Recorded data:
§ §

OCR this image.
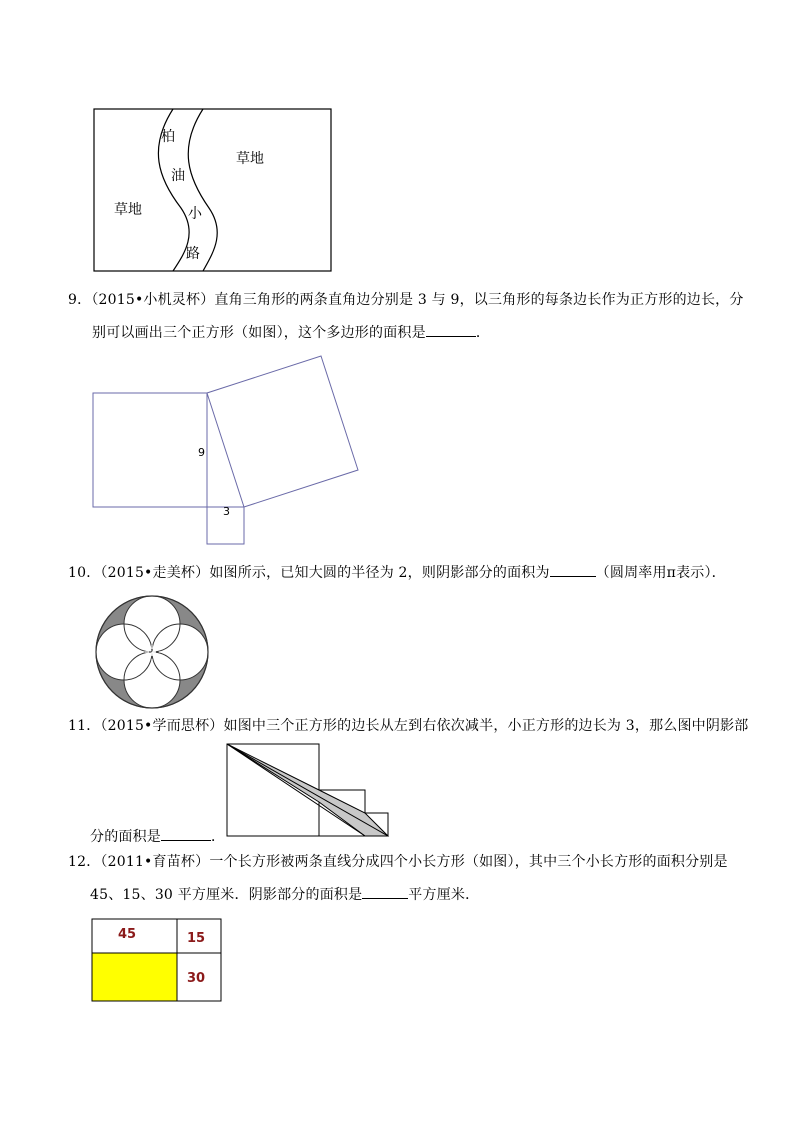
柏
油
小
路
草地
草地
9．（2015•小机灵杯）直角三角形的两条直角边分别是 3 与 9，以三角形的每条边长作为正方形的边长，分
别可以画出三个正方形（如图），这个多边形的面积是	．
9
3
10．（2015•走美杯）如图所示，已知大圆的半径为 2，则阴影部分的面积为	（圆周率用π表示）．
11．（2015•学而思杯）如图中三个正方形的边长从左到右依次减半，小正方形的边长为 3，那么图中阴影部
分的面积是	．
12．（2011•育苗杯）一个长方形被两条直线分成四个小长方形（如图），其中三个小长方形的面积分别是
45、15、30 平方厘米．阴影部分的面积是	平方厘米．
45	15
30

§ §

__OBJECTIVE__:
Send back the data above word for word, with the pictures left out.

__OUTPUT BELOW__:
OCR this image.
柏
油
小
路
草地
草地
9．（2015•小机灵杯）直角三角形的两条直角边分别是 3 与 9，以三角形的每条边长作为正方形的边长，分
别可以画出三个正方形（如图），这个多边形的面积是	．
9
3
10．（2015•走美杯）如图所示，已知大圆的半径为 2，则阴影部分的面积为	（圆周率用π表示）．
11．（2015•学而思杯）如图中三个正方形的边长从左到右依次减半，小正方形的边长为 3，那么图中阴影部
分的面积是	．
12．（2011•育苗杯）一个长方形被两条直线分成四个小长方形（如图），其中三个小长方形的面积分别是
45、15、30 平方厘米．阴影部分的面积是	平方厘米．
45	15
30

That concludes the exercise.